== Task prompt ==
Look for the word "text" in each line and report the count of matching lines, with nothing added.

== Provided material ==
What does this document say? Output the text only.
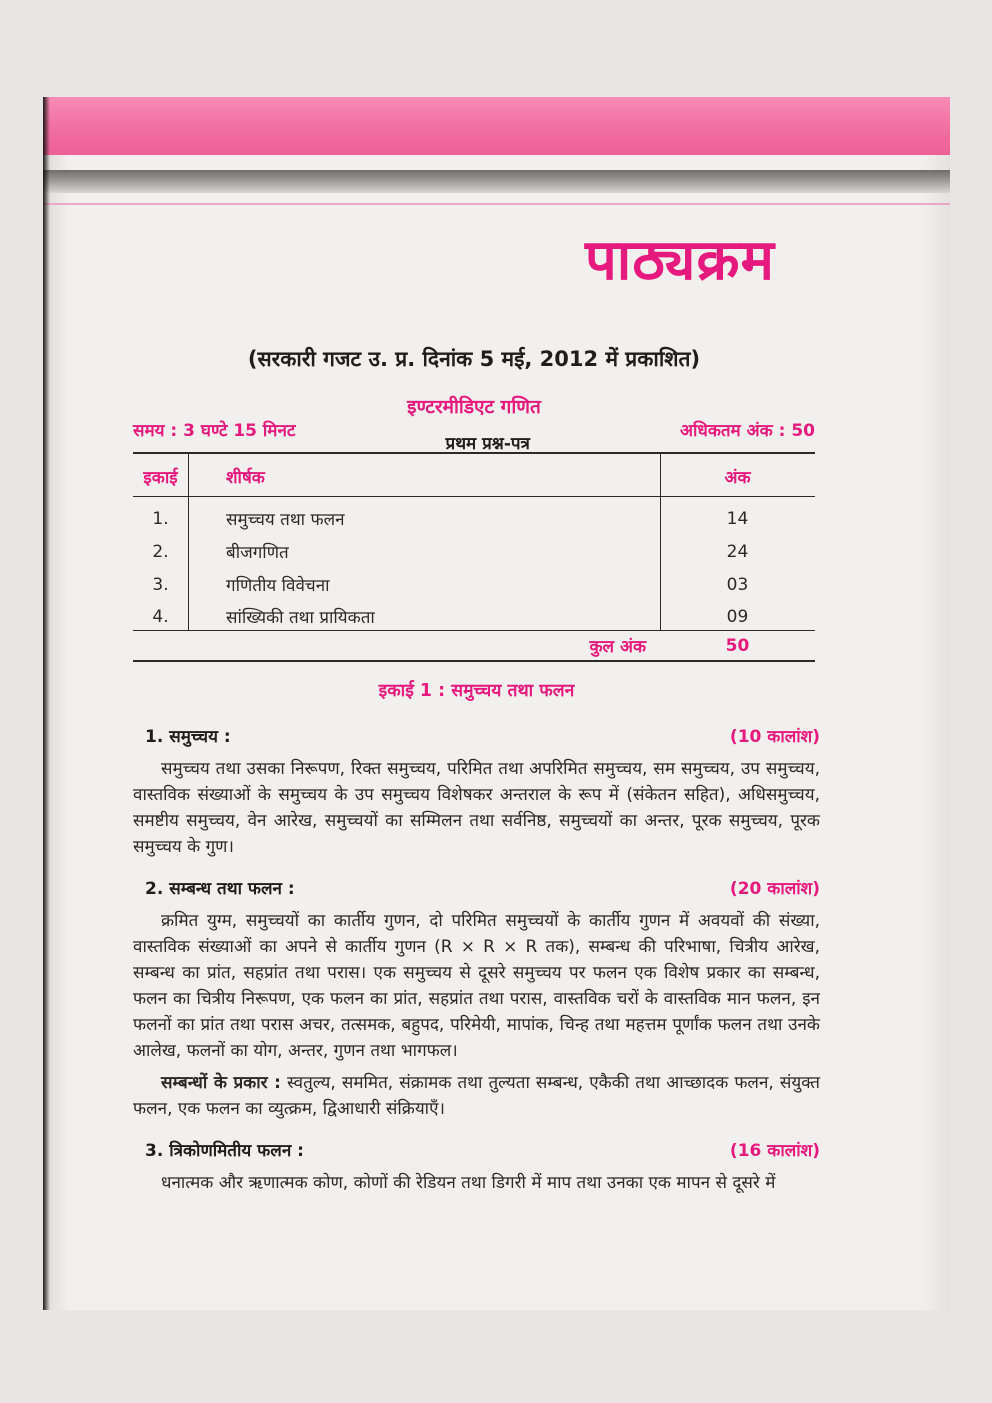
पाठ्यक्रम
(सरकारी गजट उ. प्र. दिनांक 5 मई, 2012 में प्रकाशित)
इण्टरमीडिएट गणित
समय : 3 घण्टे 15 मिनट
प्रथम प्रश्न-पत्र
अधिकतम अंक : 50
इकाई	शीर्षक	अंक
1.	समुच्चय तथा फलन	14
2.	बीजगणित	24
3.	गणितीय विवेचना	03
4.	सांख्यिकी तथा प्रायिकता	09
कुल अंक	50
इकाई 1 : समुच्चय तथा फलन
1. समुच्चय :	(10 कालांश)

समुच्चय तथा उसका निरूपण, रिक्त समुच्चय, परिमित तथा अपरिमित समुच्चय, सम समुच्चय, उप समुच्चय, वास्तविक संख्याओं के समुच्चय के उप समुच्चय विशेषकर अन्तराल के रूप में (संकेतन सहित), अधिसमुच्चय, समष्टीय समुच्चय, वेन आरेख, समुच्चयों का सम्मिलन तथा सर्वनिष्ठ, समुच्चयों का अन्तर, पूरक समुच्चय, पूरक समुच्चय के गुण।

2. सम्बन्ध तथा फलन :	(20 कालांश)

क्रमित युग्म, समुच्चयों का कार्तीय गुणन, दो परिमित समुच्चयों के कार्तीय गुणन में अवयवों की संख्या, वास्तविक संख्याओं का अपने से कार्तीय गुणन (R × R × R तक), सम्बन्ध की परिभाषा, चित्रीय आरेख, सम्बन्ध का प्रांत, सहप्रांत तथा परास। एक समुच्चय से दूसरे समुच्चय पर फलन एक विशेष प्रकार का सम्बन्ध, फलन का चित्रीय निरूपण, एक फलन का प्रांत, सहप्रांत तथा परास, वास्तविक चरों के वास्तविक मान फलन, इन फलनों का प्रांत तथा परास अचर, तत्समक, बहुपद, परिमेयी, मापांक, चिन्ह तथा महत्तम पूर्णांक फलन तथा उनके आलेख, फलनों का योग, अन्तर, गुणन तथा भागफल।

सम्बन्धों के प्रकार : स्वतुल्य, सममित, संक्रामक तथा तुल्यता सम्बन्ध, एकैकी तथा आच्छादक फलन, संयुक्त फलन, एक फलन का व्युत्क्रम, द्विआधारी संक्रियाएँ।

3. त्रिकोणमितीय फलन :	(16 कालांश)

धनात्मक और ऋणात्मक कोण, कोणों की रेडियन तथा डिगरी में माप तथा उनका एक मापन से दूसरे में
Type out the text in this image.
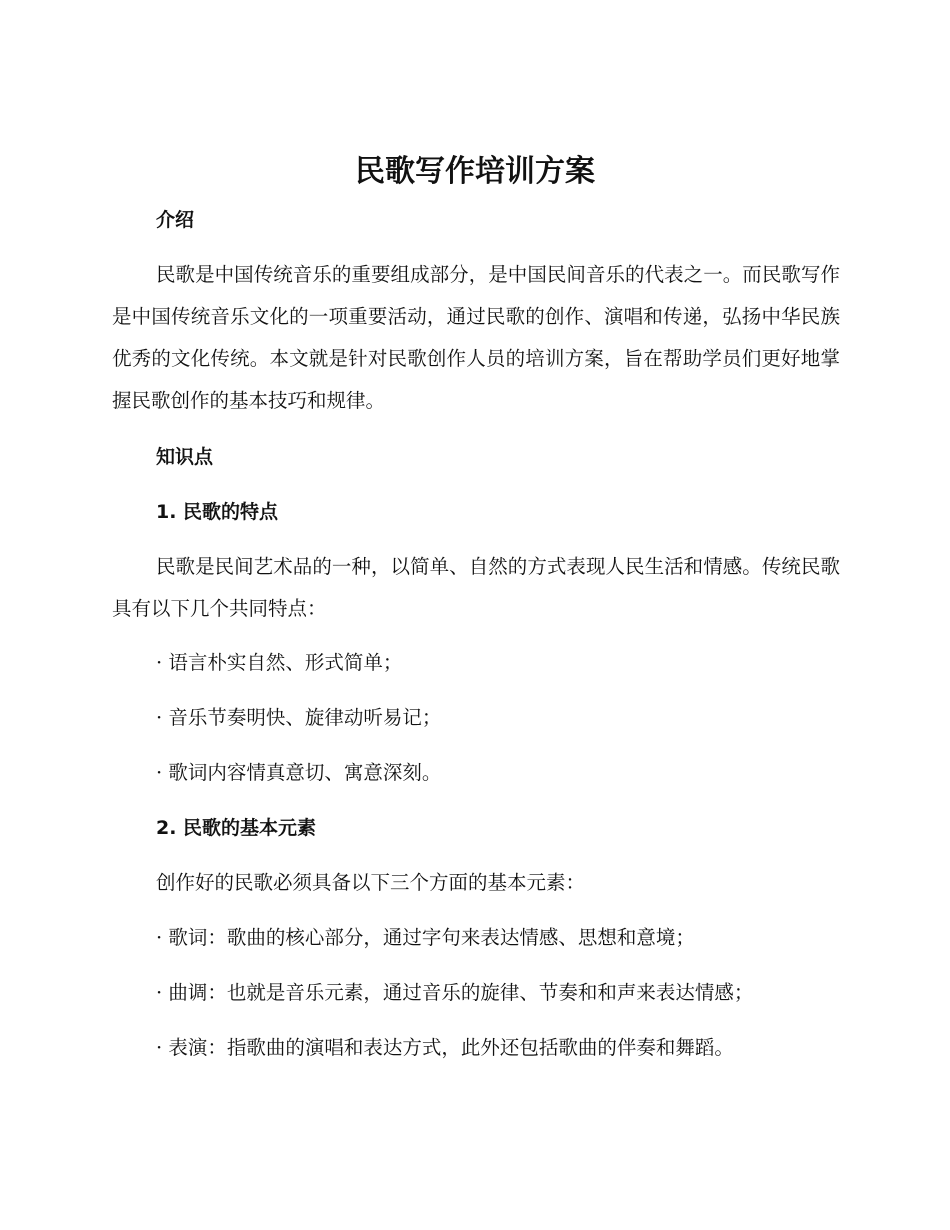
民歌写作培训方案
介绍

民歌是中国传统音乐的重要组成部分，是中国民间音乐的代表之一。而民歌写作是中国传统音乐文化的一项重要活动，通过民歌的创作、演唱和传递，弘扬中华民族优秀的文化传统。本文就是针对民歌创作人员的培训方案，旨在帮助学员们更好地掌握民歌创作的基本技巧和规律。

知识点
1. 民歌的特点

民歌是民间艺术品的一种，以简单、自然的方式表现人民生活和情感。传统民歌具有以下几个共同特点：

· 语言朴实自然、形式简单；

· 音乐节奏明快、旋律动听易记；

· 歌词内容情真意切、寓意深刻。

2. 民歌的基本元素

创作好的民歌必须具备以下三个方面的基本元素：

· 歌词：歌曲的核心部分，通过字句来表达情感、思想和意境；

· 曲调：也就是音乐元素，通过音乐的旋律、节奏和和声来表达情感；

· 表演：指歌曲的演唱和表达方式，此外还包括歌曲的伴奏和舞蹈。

== Task answer ==
2